» **Task to complete**
Give the entries again exactly, every one of them.

Task inputs start

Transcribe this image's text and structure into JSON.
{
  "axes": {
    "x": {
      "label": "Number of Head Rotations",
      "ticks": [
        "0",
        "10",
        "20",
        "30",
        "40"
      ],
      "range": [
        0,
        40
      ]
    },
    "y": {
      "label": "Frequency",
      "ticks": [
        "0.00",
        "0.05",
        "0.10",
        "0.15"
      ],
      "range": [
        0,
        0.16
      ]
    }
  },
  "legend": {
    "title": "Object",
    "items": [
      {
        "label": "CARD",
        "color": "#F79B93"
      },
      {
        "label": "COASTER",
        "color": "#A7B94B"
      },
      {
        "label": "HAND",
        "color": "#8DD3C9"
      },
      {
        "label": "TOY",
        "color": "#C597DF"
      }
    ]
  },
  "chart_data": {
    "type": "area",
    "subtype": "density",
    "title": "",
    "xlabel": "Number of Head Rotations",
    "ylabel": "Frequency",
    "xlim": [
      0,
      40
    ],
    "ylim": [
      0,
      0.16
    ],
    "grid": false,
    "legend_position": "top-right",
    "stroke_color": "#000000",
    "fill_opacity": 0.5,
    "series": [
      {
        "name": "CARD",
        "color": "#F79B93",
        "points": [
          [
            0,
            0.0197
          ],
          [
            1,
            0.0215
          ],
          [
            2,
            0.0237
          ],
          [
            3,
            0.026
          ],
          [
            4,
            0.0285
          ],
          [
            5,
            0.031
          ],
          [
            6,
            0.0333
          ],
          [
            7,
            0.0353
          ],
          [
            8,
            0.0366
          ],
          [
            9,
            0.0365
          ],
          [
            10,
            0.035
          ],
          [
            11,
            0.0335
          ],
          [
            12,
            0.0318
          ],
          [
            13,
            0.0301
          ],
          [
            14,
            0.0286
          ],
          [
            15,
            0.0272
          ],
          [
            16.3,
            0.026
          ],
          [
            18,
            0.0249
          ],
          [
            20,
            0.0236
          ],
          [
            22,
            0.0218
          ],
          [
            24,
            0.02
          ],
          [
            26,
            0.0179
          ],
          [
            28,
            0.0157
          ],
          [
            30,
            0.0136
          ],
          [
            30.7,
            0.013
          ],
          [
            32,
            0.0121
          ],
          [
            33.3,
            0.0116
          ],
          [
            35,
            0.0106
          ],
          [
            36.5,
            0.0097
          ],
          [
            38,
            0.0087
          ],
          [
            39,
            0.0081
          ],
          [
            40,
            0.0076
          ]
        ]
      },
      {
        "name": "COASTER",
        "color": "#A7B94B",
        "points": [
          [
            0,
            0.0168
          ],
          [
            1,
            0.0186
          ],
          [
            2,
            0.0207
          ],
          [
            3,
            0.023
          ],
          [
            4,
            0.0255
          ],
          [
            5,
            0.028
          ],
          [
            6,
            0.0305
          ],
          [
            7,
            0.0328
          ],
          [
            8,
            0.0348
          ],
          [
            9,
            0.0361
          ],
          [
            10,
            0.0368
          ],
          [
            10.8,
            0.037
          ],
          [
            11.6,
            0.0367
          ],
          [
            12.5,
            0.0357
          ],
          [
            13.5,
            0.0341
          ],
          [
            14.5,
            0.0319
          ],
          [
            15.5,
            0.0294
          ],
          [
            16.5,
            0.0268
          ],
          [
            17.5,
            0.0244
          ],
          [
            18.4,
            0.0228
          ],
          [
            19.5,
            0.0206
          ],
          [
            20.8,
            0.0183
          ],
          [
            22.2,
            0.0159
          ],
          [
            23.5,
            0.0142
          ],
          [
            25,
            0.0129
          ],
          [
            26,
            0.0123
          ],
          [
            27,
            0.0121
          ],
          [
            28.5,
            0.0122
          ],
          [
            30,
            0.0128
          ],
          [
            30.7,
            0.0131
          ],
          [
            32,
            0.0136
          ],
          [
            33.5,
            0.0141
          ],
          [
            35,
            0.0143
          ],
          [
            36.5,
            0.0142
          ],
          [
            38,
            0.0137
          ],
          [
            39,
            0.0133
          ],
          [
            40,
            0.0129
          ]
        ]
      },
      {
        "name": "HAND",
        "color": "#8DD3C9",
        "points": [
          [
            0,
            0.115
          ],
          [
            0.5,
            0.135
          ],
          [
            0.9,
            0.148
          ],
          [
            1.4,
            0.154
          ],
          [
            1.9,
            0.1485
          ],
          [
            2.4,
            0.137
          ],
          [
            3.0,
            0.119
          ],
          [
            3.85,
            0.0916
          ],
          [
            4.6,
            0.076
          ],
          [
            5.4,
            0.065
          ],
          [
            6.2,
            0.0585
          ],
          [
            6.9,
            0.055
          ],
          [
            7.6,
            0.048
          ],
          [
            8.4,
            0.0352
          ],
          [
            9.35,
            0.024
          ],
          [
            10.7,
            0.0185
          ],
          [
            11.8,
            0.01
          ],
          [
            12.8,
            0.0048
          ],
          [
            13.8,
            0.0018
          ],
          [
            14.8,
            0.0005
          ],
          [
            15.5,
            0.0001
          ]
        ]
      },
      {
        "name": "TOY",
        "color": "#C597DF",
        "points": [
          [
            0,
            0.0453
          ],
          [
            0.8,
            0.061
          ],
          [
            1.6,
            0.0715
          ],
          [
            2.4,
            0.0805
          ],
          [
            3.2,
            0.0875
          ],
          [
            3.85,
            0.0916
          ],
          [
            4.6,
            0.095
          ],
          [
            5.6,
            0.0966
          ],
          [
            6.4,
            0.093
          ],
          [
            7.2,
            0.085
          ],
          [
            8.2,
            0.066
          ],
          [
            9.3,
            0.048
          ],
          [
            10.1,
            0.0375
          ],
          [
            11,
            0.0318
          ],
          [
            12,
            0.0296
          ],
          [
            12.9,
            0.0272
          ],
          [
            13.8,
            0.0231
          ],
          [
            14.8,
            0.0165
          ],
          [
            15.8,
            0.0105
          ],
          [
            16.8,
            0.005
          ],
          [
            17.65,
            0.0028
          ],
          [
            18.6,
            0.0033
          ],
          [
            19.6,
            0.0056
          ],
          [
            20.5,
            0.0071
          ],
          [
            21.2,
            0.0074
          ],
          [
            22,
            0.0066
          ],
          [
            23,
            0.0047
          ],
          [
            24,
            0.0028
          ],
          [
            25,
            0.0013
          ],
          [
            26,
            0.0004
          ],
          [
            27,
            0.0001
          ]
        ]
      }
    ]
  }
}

Task inputs end

» **Completed task**
Transcribe this image's text and structure into JSON.
{
  "axes": {
    "x": {
      "label": "Number of Head Rotations",
      "ticks": [
        "0",
        "10",
        "20",
        "30",
        "40"
      ],
      "range": [
        0,
        40
      ]
    },
    "y": {
      "label": "Frequency",
      "ticks": [
        "0.00",
        "0.05",
        "0.10",
        "0.15"
      ],
      "range": [
        0,
        0.16
      ]
    }
  },
  "legend": {
    "title": "Object",
    "items": [
      {
        "label": "CARD",
        "color": "#F79B93"
      },
      {
        "label": "COASTER",
        "color": "#A7B94B"
      },
      {
        "label": "HAND",
        "color": "#8DD3C9"
      },
      {
        "label": "TOY",
        "color": "#C597DF"
      }
    ]
  },
  "chart_data": {
    "type": "area",
    "subtype": "density",
    "title": "",
    "xlabel": "Number of Head Rotations",
    "ylabel": "Frequency",
    "xlim": [
      0,
      40
    ],
    "ylim": [
      0,
      0.16
    ],
    "grid": false,
    "legend_position": "top-right",
    "stroke_color": "#000000",
    "fill_opacity": 0.5,
    "series": [
      {
        "name": "CARD",
        "color": "#F79B93",
        "points": [
          [
            0,
            0.0197
          ],
          [
            1,
            0.0215
          ],
          [
            2,
            0.0237
          ],
          [
            3,
            0.026
          ],
          [
            4,
            0.0285
          ],
          [
            5,
            0.031
          ],
          [
            6,
            0.0333
          ],
          [
            7,
            0.0353
          ],
          [
            8,
            0.0366
          ],
          [
            9,
            0.0365
          ],
          [
            10,
            0.035
          ],
          [
            11,
            0.0335
          ],
          [
            12,
            0.0318
          ],
          [
            13,
            0.0301
          ],
          [
            14,
            0.0286
          ],
          [
            15,
            0.0272
          ],
          [
            16.3,
            0.026
          ],
          [
            18,
            0.0249
          ],
          [
            20,
            0.0236
          ],
          [
            22,
            0.0218
          ],
          [
            24,
            0.02
          ],
          [
            26,
            0.0179
          ],
          [
            28,
            0.0157
          ],
          [
            30,
            0.0136
          ],
          [
            30.7,
            0.013
          ],
          [
            32,
            0.0121
          ],
          [
            33.3,
            0.0116
          ],
          [
            35,
            0.0106
          ],
          [
            36.5,
            0.0097
          ],
          [
            38,
            0.0087
          ],
          [
            39,
            0.0081
          ],
          [
            40,
            0.0076
          ]
        ]
      },
      {
        "name": "COASTER",
        "color": "#A7B94B",
        "points": [
          [
            0,
            0.0168
          ],
          [
            1,
            0.0186
          ],
          [
            2,
            0.0207
          ],
          [
            3,
            0.023
          ],
          [
            4,
            0.0255
          ],
          [
            5,
            0.028
          ],
          [
            6,
            0.0305
          ],
          [
            7,
            0.0328
          ],
          [
            8,
            0.0348
          ],
          [
            9,
            0.0361
          ],
          [
            10,
            0.0368
          ],
          [
            10.8,
            0.037
          ],
          [
            11.6,
            0.0367
          ],
          [
            12.5,
            0.0357
          ],
          [
            13.5,
            0.0341
          ],
          [
            14.5,
            0.0319
          ],
          [
            15.5,
            0.0294
          ],
          [
            16.5,
            0.0268
          ],
          [
            17.5,
            0.0244
          ],
          [
            18.4,
            0.0228
          ],
          [
            19.5,
            0.0206
          ],
          [
            20.8,
            0.0183
          ],
          [
            22.2,
            0.0159
          ],
          [
            23.5,
            0.0142
          ],
          [
            25,
            0.0129
          ],
          [
            26,
            0.0123
          ],
          [
            27,
            0.0121
          ],
          [
            28.5,
            0.0122
          ],
          [
            30,
            0.0128
          ],
          [
            30.7,
            0.0131
          ],
          [
            32,
            0.0136
          ],
          [
            33.5,
            0.0141
          ],
          [
            35,
            0.0143
          ],
          [
            36.5,
            0.0142
          ],
          [
            38,
            0.0137
          ],
          [
            39,
            0.0133
          ],
          [
            40,
            0.0129
          ]
        ]
      },
      {
        "name": "HAND",
        "color": "#8DD3C9",
        "points": [
          [
            0,
            0.115
          ],
          [
            0.5,
            0.135
          ],
          [
            0.9,
            0.148
          ],
          [
            1.4,
            0.154
          ],
          [
            1.9,
            0.1485
          ],
          [
            2.4,
            0.137
          ],
          [
            3.0,
            0.119
          ],
          [
            3.85,
            0.0916
          ],
          [
            4.6,
            0.076
          ],
          [
            5.4,
            0.065
          ],
          [
            6.2,
            0.0585
          ],
          [
            6.9,
            0.055
          ],
          [
            7.6,
            0.048
          ],
          [
            8.4,
            0.0352
          ],
          [
            9.35,
            0.024
          ],
          [
            10.7,
            0.0185
          ],
          [
            11.8,
            0.01
          ],
          [
            12.8,
            0.0048
          ],
          [
            13.8,
            0.0018
          ],
          [
            14.8,
            0.0005
          ],
          [
            15.5,
            0.0001
          ]
        ]
      },
      {
        "name": "TOY",
        "color": "#C597DF",
        "points": [
          [
            0,
            0.0453
          ],
          [
            0.8,
            0.061
          ],
          [
            1.6,
            0.0715
          ],
          [
            2.4,
            0.0805
          ],
          [
            3.2,
            0.0875
          ],
          [
            3.85,
            0.0916
          ],
          [
            4.6,
            0.095
          ],
          [
            5.6,
            0.0966
          ],
          [
            6.4,
            0.093
          ],
          [
            7.2,
            0.085
          ],
          [
            8.2,
            0.066
          ],
          [
            9.3,
            0.048
          ],
          [
            10.1,
            0.0375
          ],
          [
            11,
            0.0318
          ],
          [
            12,
            0.0296
          ],
          [
            12.9,
            0.0272
          ],
          [
            13.8,
            0.0231
          ],
          [
            14.8,
            0.0165
          ],
          [
            15.8,
            0.0105
          ],
          [
            16.8,
            0.005
          ],
          [
            17.65,
            0.0028
          ],
          [
            18.6,
            0.0033
          ],
          [
            19.6,
            0.0056
          ],
          [
            20.5,
            0.0071
          ],
          [
            21.2,
            0.0074
          ],
          [
            22,
            0.0066
          ],
          [
            23,
            0.0047
          ],
          [
            24,
            0.0028
          ],
          [
            25,
            0.0013
          ],
          [
            26,
            0.0004
          ],
          [
            27,
            0.0001
          ]
        ]
      }
    ]
  }
}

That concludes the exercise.